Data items
----------------------------------------

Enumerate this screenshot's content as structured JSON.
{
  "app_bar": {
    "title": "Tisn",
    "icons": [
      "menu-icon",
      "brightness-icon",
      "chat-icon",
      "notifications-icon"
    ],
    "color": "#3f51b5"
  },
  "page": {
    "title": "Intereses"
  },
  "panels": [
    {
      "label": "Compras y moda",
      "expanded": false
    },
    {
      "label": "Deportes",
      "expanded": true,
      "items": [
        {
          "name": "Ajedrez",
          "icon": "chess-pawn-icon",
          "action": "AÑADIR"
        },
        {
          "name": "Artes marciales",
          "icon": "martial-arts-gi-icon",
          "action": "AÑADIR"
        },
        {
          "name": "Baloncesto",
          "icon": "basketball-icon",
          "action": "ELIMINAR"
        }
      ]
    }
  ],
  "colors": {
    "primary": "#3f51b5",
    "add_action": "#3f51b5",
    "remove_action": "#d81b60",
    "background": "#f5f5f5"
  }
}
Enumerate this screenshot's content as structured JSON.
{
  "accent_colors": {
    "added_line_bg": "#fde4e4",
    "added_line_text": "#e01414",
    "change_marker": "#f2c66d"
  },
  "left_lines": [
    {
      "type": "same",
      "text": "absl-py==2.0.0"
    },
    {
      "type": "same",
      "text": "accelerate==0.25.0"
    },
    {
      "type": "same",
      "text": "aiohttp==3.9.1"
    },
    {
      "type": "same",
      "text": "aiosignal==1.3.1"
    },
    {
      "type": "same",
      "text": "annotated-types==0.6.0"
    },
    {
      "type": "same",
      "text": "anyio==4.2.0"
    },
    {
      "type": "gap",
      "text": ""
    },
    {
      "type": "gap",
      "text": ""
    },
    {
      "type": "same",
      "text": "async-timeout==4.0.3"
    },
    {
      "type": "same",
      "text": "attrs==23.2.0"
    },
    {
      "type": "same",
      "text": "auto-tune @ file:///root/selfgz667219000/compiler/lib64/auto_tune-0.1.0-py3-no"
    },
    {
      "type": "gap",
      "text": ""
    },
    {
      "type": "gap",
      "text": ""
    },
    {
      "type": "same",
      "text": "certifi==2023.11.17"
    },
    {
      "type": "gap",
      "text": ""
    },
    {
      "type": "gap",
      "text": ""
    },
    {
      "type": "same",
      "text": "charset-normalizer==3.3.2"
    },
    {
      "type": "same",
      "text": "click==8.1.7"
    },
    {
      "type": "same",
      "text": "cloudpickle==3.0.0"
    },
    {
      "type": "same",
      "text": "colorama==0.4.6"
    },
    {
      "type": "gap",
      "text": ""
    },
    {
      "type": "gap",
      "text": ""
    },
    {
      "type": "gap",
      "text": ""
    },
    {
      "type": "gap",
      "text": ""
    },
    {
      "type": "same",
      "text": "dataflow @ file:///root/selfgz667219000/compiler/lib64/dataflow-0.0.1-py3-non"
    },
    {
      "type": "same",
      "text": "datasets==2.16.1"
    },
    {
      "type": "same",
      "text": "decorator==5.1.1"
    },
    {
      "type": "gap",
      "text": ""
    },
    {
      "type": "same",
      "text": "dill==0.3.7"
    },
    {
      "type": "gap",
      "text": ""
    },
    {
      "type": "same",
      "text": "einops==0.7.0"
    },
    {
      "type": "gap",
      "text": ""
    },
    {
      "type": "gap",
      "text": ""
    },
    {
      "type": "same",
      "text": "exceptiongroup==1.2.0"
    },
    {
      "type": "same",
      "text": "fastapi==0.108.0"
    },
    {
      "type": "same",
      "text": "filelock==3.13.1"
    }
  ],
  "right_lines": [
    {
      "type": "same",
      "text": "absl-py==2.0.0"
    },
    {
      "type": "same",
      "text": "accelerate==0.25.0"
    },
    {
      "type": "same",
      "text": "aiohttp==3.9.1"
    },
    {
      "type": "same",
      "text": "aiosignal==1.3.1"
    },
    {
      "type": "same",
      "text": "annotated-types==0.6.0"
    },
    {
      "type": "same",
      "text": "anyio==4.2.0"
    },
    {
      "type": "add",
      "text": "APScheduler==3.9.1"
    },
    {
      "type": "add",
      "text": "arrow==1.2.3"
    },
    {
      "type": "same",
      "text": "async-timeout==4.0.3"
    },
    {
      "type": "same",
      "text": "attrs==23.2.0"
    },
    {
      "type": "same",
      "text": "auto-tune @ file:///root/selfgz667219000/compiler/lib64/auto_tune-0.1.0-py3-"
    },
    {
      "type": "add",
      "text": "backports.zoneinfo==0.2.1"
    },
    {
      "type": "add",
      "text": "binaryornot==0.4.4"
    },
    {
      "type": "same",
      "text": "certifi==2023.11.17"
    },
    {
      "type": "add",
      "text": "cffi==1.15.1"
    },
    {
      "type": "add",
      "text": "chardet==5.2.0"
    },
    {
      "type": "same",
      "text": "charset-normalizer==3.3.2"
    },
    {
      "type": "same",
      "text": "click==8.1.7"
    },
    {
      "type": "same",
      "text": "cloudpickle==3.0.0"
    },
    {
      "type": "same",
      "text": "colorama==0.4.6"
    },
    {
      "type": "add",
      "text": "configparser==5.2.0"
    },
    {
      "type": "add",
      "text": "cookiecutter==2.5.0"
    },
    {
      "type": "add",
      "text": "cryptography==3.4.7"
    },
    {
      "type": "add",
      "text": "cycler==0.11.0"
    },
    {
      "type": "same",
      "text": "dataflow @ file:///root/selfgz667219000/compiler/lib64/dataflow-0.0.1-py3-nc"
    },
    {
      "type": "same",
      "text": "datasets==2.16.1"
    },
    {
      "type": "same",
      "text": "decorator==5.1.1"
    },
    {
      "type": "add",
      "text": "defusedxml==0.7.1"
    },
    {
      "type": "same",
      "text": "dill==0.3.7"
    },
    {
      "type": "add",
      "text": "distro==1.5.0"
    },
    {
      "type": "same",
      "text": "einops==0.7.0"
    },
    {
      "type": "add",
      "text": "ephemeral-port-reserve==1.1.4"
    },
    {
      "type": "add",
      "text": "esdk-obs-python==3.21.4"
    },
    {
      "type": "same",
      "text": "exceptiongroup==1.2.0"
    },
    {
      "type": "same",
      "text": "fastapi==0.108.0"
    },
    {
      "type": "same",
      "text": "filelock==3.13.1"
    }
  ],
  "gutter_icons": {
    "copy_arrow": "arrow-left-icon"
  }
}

----------------------------------------

=== What is asked ===
Reproduce all of the material above word for word.

=== Solution to the problem ===
Enumerate this screenshot's content as structured JSON.
{
  "app_bar": {
    "title": "Tisn",
    "icons": [
      "menu-icon",
      "brightness-icon",
      "chat-icon",
      "notifications-icon"
    ],
    "color": "#3f51b5"
  },
  "page": {
    "title": "Intereses"
  },
  "panels": [
    {
      "label": "Compras y moda",
      "expanded": false
    },
    {
      "label": "Deportes",
      "expanded": true,
      "items": [
        {
          "name": "Ajedrez",
          "icon": "chess-pawn-icon",
          "action": "AÑADIR"
        },
        {
          "name": "Artes marciales",
          "icon": "martial-arts-gi-icon",
          "action": "AÑADIR"
        },
        {
          "name": "Baloncesto",
          "icon": "basketball-icon",
          "action": "ELIMINAR"
        }
      ]
    }
  ],
  "colors": {
    "primary": "#3f51b5",
    "add_action": "#3f51b5",
    "remove_action": "#d81b60",
    "background": "#f5f5f5"
  }
}
Enumerate this screenshot's content as structured JSON.
{
  "accent_colors": {
    "added_line_bg": "#fde4e4",
    "added_line_text": "#e01414",
    "change_marker": "#f2c66d"
  },
  "left_lines": [
    {
      "type": "same",
      "text": "absl-py==2.0.0"
    },
    {
      "type": "same",
      "text": "accelerate==0.25.0"
    },
    {
      "type": "same",
      "text": "aiohttp==3.9.1"
    },
    {
      "type": "same",
      "text": "aiosignal==1.3.1"
    },
    {
      "type": "same",
      "text": "annotated-types==0.6.0"
    },
    {
      "type": "same",
      "text": "anyio==4.2.0"
    },
    {
      "type": "gap",
      "text": ""
    },
    {
      "type": "gap",
      "text": ""
    },
    {
      "type": "same",
      "text": "async-timeout==4.0.3"
    },
    {
      "type": "same",
      "text": "attrs==23.2.0"
    },
    {
      "type": "same",
      "text": "auto-tune @ file:///root/selfgz667219000/compiler/lib64/auto_tune-0.1.0-py3-no"
    },
    {
      "type": "gap",
      "text": ""
    },
    {
      "type": "gap",
      "text": ""
    },
    {
      "type": "same",
      "text": "certifi==2023.11.17"
    },
    {
      "type": "gap",
      "text": ""
    },
    {
      "type": "gap",
      "text": ""
    },
    {
      "type": "same",
      "text": "charset-normalizer==3.3.2"
    },
    {
      "type": "same",
      "text": "click==8.1.7"
    },
    {
      "type": "same",
      "text": "cloudpickle==3.0.0"
    },
    {
      "type": "same",
      "text": "colorama==0.4.6"
    },
    {
      "type": "gap",
      "text": ""
    },
    {
      "type": "gap",
      "text": ""
    },
    {
      "type": "gap",
      "text": ""
    },
    {
      "type": "gap",
      "text": ""
    },
    {
      "type": "same",
      "text": "dataflow @ file:///root/selfgz667219000/compiler/lib64/dataflow-0.0.1-py3-non"
    },
    {
      "type": "same",
      "text": "datasets==2.16.1"
    },
    {
      "type": "same",
      "text": "decorator==5.1.1"
    },
    {
      "type": "gap",
      "text": ""
    },
    {
      "type": "same",
      "text": "dill==0.3.7"
    },
    {
      "type": "gap",
      "text": ""
    },
    {
      "type": "same",
      "text": "einops==0.7.0"
    },
    {
      "type": "gap",
      "text": ""
    },
    {
      "type": "gap",
      "text": ""
    },
    {
      "type": "same",
      "text": "exceptiongroup==1.2.0"
    },
    {
      "type": "same",
      "text": "fastapi==0.108.0"
    },
    {
      "type": "same",
      "text": "filelock==3.13.1"
    }
  ],
  "right_lines": [
    {
      "type": "same",
      "text": "absl-py==2.0.0"
    },
    {
      "type": "same",
      "text": "accelerate==0.25.0"
    },
    {
      "type": "same",
      "text": "aiohttp==3.9.1"
    },
    {
      "type": "same",
      "text": "aiosignal==1.3.1"
    },
    {
      "type": "same",
      "text": "annotated-types==0.6.0"
    },
    {
      "type": "same",
      "text": "anyio==4.2.0"
    },
    {
      "type": "add",
      "text": "APScheduler==3.9.1"
    },
    {
      "type": "add",
      "text": "arrow==1.2.3"
    },
    {
      "type": "same",
      "text": "async-timeout==4.0.3"
    },
    {
      "type": "same",
      "text": "attrs==23.2.0"
    },
    {
      "type": "same",
      "text": "auto-tune @ file:///root/selfgz667219000/compiler/lib64/auto_tune-0.1.0-py3-"
    },
    {
      "type": "add",
      "text": "backports.zoneinfo==0.2.1"
    },
    {
      "type": "add",
      "text": "binaryornot==0.4.4"
    },
    {
      "type": "same",
      "text": "certifi==2023.11.17"
    },
    {
      "type": "add",
      "text": "cffi==1.15.1"
    },
    {
      "type": "add",
      "text": "chardet==5.2.0"
    },
    {
      "type": "same",
      "text": "charset-normalizer==3.3.2"
    },
    {
      "type": "same",
      "text": "click==8.1.7"
    },
    {
      "type": "same",
      "text": "cloudpickle==3.0.0"
    },
    {
      "type": "same",
      "text": "colorama==0.4.6"
    },
    {
      "type": "add",
      "text": "configparser==5.2.0"
    },
    {
      "type": "add",
      "text": "cookiecutter==2.5.0"
    },
    {
      "type": "add",
      "text": "cryptography==3.4.7"
    },
    {
      "type": "add",
      "text": "cycler==0.11.0"
    },
    {
      "type": "same",
      "text": "dataflow @ file:///root/selfgz667219000/compiler/lib64/dataflow-0.0.1-py3-nc"
    },
    {
      "type": "same",
      "text": "datasets==2.16.1"
    },
    {
      "type": "same",
      "text": "decorator==5.1.1"
    },
    {
      "type": "add",
      "text": "defusedxml==0.7.1"
    },
    {
      "type": "same",
      "text": "dill==0.3.7"
    },
    {
      "type": "add",
      "text": "distro==1.5.0"
    },
    {
      "type": "same",
      "text": "einops==0.7.0"
    },
    {
      "type": "add",
      "text": "ephemeral-port-reserve==1.1.4"
    },
    {
      "type": "add",
      "text": "esdk-obs-python==3.21.4"
    },
    {
      "type": "same",
      "text": "exceptiongroup==1.2.0"
    },
    {
      "type": "same",
      "text": "fastapi==0.108.0"
    },
    {
      "type": "same",
      "text": "filelock==3.13.1"
    }
  ],
  "gutter_icons": {
    "copy_arrow": "arrow-left-icon"
  }
}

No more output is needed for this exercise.